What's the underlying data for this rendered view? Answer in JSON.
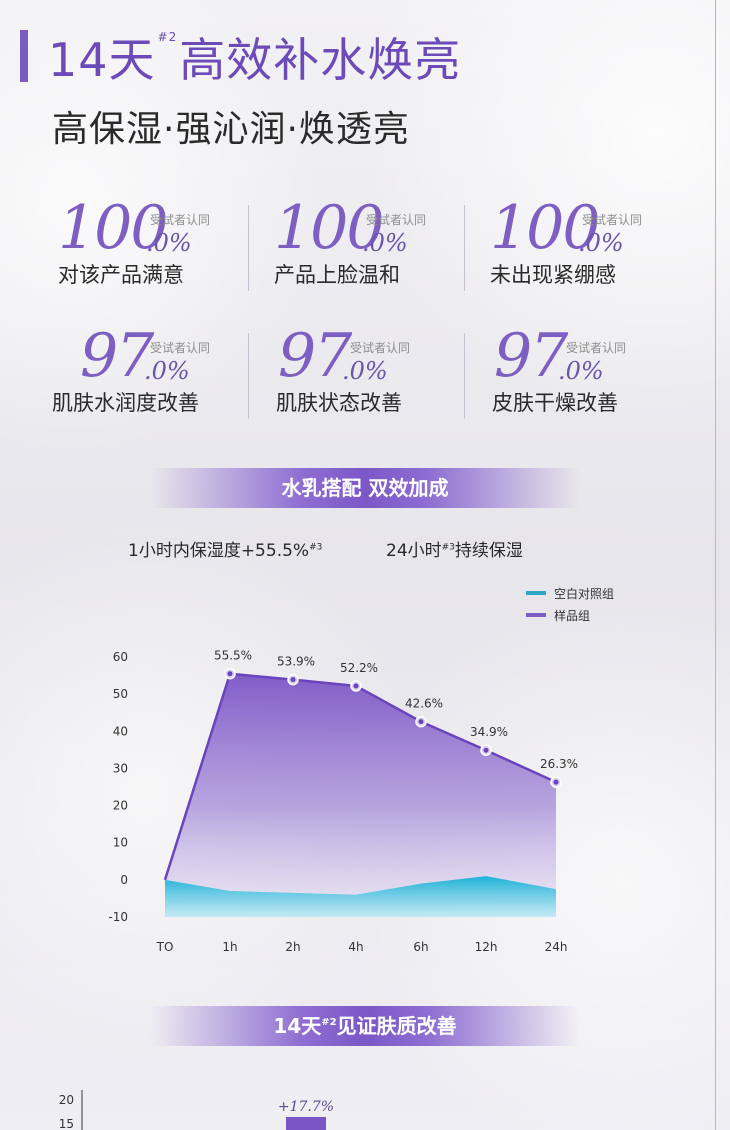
{
  "header": {
    "title_prefix": "14天",
    "title_sup": "#2",
    "title_suffix": "高效补水焕亮",
    "subtitle": "高保湿·强沁润·焕透亮"
  },
  "stats": [
    {
      "value": "100",
      "decimal": ".0%",
      "note": "受试者认同",
      "label": "对该产品满意"
    },
    {
      "value": "100",
      "decimal": ".0%",
      "note": "受试者认同",
      "label": "产品上脸温和"
    },
    {
      "value": "100",
      "decimal": ".0%",
      "note": "受试者认同",
      "label": "未出现紧绷感"
    },
    {
      "value": "97",
      "decimal": ".0%",
      "note": "受试者认同",
      "label": "肌肤水润度改善"
    },
    {
      "value": "97",
      "decimal": ".0%",
      "note": "受试者认同",
      "label": "肌肤状态改善"
    },
    {
      "value": "97",
      "decimal": ".0%",
      "note": "受试者认同",
      "label": "皮肤干燥改善"
    }
  ],
  "banner1": {
    "text": "水乳搭配 双效加成"
  },
  "chart_sub": {
    "left_text": "1小时内保湿度+55.5%",
    "left_sup": "#3",
    "right_prefix": "24小时",
    "right_sup": "#3",
    "right_suffix": "持续保湿"
  },
  "colors": {
    "accent": "#7c5cc4",
    "control": "#2cb4d6",
    "sample": "#7d5fc3"
  },
  "chart_data": {
    "type": "area",
    "categories": [
      "TO",
      "1h",
      "2h",
      "4h",
      "6h",
      "12h",
      "24h"
    ],
    "ylim": [
      -10,
      60
    ],
    "yticks": [
      60,
      50,
      40,
      30,
      20,
      10,
      0,
      -10
    ],
    "grid": true,
    "legend_position": "top-right",
    "series": [
      {
        "name": "空白对照组",
        "values": [
          0,
          -3,
          -3.5,
          -4,
          -1,
          1,
          -2.5
        ],
        "labels": []
      },
      {
        "name": "样品组",
        "values": [
          0,
          55.5,
          53.9,
          52.2,
          42.6,
          34.9,
          26.3
        ],
        "labels": [
          "",
          "55.5%",
          "53.9%",
          "52.2%",
          "42.6%",
          "34.9%",
          "26.3%"
        ]
      }
    ]
  },
  "banner2": {
    "prefix": "14天",
    "sup": "#2",
    "suffix": "见证肤质改善"
  },
  "chart2_data": {
    "type": "bar",
    "yticks": [
      20,
      15
    ],
    "label": "+17.7%"
  }
}
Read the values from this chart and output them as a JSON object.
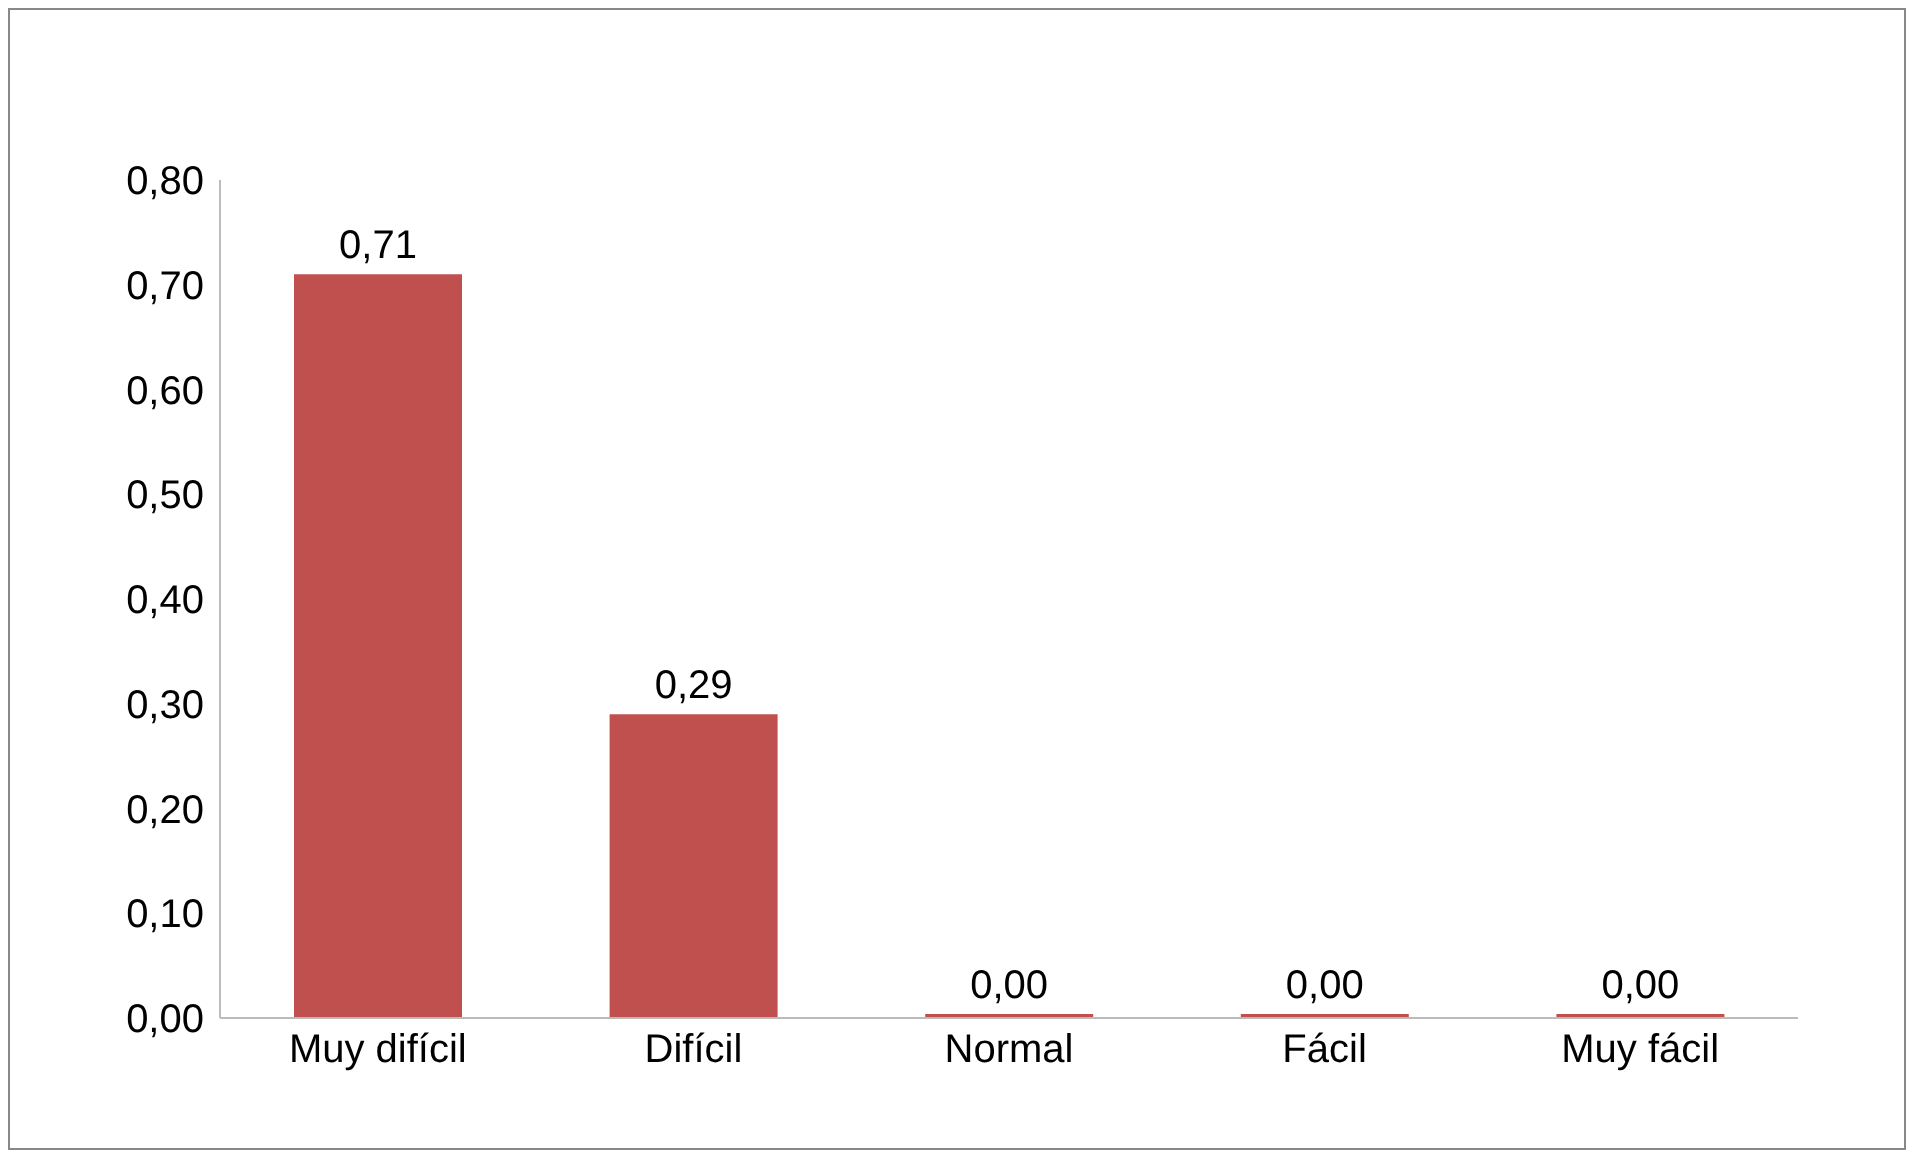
{
  "chart_data": {
    "type": "bar",
    "categories": [
      "Muy difícil",
      "Difícil",
      "Normal",
      "Fácil",
      "Muy fácil"
    ],
    "values": [
      0.71,
      0.29,
      0,
      0,
      0
    ],
    "color": "#c0504d",
    "value_labels": [
      "0,71",
      "0,29",
      "0,00",
      "0,00",
      "0,00"
    ],
    "ylim": [
      0,
      0.8
    ],
    "yticks": [
      {
        "value": 0,
        "label": "0,00"
      },
      {
        "value": 0.1,
        "label": "0,10"
      },
      {
        "value": 0.2,
        "label": "0,20"
      },
      {
        "value": 0.3,
        "label": "0,30"
      },
      {
        "value": 0.4,
        "label": "0,40"
      },
      {
        "value": 0.5,
        "label": "0,50"
      },
      {
        "value": 0.6,
        "label": "0,60"
      },
      {
        "value": 0.7,
        "label": "0,70"
      },
      {
        "value": 0.8,
        "label": "0,80"
      }
    ],
    "grid": false,
    "legend": false
  }
}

########################################

WHAT TO WORK ON:
Give the number of lines above in which the word "JSON" occurs, with nothing else.

SOLUTION FOR THIS TASK:
2